Return all lines below containing the word "name".

Data entries for graphics
+ + + +

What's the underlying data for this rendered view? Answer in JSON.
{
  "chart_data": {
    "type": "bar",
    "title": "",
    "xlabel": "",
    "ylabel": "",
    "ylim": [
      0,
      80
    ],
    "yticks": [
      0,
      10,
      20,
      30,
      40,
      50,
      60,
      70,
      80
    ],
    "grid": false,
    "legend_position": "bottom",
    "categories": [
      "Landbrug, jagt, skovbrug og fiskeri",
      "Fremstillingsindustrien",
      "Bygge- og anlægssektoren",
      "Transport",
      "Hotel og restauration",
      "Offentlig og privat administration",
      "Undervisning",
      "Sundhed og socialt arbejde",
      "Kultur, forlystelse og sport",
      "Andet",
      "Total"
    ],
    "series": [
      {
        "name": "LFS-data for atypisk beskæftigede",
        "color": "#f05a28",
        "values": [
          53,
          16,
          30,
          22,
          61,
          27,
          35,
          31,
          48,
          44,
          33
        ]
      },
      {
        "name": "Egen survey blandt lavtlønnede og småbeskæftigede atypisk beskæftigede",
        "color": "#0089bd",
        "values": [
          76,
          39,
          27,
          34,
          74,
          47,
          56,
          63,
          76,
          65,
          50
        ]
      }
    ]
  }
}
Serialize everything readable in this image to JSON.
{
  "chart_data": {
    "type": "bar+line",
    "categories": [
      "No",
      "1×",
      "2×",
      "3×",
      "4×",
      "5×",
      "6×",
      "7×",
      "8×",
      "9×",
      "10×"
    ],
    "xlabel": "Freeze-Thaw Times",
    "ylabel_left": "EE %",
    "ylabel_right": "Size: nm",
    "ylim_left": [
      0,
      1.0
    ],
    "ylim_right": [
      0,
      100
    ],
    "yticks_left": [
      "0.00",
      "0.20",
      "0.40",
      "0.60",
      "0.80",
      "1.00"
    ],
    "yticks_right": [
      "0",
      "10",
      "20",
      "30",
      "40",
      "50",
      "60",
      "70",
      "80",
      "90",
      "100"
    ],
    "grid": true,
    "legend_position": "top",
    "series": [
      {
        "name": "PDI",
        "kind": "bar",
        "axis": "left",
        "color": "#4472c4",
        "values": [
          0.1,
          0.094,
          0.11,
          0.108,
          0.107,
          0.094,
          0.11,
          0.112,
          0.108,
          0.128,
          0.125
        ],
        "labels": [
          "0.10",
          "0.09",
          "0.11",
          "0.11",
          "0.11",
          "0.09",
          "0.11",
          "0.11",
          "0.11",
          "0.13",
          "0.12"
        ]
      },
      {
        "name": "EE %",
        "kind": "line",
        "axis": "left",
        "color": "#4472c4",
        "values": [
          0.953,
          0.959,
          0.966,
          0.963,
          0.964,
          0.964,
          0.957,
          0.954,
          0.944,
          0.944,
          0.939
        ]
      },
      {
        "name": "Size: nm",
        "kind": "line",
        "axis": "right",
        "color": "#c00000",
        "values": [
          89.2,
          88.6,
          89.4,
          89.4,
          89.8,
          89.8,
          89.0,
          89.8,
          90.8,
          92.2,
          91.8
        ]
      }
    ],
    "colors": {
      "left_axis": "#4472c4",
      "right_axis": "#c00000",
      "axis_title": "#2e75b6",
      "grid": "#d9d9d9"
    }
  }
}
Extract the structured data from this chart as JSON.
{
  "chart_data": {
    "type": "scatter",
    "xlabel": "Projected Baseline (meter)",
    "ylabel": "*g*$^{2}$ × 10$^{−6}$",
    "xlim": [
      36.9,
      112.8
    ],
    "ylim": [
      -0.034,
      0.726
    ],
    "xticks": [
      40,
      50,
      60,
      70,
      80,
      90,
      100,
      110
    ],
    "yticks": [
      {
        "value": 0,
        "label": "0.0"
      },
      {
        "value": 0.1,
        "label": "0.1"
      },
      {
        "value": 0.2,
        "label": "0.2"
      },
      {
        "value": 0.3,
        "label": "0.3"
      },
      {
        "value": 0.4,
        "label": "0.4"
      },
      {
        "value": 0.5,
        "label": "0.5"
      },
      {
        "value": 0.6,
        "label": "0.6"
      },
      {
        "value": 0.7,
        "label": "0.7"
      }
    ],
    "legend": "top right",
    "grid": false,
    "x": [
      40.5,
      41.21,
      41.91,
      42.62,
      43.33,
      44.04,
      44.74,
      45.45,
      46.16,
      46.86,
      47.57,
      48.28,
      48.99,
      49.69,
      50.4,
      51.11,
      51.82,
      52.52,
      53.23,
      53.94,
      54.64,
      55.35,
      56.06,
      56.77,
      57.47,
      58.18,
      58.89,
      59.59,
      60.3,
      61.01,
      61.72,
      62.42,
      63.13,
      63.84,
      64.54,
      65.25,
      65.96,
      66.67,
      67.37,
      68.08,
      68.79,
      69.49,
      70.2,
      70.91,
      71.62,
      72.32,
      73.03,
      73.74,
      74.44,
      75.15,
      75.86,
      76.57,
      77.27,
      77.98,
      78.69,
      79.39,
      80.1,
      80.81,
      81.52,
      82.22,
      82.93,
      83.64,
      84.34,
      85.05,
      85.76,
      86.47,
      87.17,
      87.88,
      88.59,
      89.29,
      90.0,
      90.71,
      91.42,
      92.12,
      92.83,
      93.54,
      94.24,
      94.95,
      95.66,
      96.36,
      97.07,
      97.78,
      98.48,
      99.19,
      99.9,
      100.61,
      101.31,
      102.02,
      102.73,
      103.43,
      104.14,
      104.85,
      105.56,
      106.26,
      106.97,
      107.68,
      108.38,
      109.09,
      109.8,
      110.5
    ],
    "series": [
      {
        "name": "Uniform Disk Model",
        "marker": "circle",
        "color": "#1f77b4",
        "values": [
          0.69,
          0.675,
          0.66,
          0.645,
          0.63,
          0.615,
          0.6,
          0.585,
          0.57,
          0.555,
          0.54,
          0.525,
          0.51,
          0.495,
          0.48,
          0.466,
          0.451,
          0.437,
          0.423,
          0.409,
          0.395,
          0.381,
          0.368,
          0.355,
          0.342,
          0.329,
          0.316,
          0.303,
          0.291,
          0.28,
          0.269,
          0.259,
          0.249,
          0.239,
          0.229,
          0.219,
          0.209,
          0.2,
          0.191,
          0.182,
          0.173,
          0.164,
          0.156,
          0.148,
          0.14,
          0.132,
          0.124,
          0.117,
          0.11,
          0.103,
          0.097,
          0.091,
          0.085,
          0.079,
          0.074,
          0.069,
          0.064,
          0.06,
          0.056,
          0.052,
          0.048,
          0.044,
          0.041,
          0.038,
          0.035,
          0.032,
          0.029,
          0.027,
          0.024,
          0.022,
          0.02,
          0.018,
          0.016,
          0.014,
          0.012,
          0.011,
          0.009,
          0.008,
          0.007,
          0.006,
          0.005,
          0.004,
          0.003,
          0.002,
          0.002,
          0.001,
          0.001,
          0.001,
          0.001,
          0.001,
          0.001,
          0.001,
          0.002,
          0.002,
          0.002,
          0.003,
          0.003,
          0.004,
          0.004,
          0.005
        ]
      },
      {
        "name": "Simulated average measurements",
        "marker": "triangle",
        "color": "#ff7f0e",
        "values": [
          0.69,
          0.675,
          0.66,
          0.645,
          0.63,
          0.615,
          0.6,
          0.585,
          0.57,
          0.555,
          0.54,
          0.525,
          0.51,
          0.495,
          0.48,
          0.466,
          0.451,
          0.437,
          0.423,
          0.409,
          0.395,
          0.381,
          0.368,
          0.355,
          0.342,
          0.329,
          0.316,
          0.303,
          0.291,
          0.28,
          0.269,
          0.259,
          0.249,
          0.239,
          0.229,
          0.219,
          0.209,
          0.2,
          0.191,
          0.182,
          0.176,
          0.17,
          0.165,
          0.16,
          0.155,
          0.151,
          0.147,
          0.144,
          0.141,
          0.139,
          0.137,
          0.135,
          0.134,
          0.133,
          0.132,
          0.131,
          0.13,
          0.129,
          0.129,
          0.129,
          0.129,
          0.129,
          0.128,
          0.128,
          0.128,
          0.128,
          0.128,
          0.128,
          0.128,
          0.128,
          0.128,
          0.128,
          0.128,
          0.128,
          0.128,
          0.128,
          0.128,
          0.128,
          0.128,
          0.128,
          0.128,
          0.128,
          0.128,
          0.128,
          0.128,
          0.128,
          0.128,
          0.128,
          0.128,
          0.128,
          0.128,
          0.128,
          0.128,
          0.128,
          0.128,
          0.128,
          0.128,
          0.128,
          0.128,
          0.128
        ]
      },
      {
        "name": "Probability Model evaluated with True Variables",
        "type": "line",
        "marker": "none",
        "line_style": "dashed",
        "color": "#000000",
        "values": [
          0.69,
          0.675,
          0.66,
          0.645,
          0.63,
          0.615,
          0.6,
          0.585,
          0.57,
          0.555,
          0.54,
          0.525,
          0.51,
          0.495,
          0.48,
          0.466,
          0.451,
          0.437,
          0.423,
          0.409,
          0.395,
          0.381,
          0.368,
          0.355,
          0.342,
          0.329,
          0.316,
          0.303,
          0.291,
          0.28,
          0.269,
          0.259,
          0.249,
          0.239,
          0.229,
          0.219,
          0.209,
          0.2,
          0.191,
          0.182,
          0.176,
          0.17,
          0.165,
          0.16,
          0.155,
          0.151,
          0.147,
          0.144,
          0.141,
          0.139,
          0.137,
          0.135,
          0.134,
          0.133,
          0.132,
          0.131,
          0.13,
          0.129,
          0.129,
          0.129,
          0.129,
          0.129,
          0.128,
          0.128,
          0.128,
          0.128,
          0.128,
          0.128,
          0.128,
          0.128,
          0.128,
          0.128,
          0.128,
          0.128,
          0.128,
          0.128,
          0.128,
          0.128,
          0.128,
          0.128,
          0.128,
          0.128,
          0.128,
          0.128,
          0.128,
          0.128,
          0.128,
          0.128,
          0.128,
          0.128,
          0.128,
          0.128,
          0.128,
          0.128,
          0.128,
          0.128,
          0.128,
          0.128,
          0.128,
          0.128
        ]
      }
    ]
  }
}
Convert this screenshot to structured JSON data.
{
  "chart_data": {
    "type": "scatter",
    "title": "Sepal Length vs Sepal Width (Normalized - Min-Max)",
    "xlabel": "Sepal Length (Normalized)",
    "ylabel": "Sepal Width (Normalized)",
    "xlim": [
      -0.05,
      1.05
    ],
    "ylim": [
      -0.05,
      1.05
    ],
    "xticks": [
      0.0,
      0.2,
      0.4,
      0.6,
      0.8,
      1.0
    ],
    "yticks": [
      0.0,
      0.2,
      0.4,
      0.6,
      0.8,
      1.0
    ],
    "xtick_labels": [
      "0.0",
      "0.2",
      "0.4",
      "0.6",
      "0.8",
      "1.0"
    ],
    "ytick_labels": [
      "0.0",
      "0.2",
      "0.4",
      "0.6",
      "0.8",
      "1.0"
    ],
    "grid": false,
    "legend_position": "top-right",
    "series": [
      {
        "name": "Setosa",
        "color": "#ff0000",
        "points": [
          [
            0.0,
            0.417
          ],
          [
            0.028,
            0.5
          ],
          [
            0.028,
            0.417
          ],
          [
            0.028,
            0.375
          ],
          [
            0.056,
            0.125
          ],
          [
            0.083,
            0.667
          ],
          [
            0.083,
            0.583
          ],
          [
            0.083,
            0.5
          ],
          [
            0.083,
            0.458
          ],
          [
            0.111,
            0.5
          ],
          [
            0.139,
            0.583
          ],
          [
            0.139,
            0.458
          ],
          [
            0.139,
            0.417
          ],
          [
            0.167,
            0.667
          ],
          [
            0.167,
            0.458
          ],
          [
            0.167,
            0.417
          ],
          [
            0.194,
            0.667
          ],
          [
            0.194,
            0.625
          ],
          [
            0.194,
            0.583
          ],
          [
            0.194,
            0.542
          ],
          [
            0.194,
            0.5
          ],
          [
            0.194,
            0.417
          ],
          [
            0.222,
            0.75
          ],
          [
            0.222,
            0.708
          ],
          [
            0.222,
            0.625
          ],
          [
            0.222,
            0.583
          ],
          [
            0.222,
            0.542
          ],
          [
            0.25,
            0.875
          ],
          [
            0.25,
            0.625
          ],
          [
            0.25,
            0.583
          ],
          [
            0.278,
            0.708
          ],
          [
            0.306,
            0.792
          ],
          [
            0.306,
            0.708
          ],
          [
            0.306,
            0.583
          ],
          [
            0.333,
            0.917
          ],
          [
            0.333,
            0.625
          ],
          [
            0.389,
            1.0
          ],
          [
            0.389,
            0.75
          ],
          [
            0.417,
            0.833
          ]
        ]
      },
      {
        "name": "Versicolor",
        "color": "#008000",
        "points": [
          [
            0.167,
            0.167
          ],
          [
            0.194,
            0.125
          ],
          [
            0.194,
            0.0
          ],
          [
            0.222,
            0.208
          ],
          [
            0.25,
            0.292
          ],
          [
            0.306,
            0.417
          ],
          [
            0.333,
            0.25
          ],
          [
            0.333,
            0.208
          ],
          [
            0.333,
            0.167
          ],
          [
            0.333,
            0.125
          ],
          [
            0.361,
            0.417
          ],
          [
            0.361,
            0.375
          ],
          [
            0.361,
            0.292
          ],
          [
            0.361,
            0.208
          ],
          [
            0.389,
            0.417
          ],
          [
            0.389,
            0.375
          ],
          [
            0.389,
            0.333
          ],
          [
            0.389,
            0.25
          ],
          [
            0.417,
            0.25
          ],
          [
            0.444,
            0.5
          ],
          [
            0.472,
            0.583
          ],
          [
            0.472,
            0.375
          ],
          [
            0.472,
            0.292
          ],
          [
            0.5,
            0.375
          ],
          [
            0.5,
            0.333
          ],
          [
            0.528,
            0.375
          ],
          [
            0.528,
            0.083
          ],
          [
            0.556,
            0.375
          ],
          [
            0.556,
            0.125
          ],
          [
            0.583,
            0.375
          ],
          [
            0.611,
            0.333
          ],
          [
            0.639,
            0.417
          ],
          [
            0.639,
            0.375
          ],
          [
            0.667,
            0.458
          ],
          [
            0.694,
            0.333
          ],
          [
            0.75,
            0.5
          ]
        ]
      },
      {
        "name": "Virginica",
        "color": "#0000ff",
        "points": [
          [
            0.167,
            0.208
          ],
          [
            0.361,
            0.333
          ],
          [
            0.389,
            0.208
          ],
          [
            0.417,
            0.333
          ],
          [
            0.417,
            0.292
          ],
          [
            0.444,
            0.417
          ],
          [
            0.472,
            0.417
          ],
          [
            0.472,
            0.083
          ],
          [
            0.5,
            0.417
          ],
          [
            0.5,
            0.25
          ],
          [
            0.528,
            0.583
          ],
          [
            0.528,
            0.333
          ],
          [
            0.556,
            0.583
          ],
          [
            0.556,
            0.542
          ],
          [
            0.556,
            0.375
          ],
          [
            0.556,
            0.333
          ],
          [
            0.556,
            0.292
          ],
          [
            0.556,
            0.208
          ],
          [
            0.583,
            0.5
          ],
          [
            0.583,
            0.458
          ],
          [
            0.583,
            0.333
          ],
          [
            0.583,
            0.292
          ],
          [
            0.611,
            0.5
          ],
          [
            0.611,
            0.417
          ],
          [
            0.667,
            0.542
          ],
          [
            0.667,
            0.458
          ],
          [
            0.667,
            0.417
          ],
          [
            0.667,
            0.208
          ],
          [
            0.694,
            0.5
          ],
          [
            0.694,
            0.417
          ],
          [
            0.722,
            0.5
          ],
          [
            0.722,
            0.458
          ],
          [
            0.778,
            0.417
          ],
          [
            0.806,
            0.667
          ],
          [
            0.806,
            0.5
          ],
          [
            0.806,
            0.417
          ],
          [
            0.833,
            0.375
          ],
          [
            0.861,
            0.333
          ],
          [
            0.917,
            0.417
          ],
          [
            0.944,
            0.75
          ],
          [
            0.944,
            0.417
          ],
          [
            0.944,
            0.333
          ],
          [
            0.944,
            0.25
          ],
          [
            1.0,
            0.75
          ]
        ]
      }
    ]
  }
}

+ + + +

> _Worked solution_
        "name": "LFS-data for atypisk beskæftigede",
        "name": "Egen survey blandt lavtlønnede og småbeskæftigede atypisk beskæftigede",
        "name": "PDI",
        "name": "EE %",
        "name": "Size: nm",
        "name": "Uniform Disk Model",
        "name": "Simulated average measurements",
        "name": "Probability Model evaluated with True Variables",
        "name": "Setosa",
        "name": "Versicolor",
        "name": "Virginica",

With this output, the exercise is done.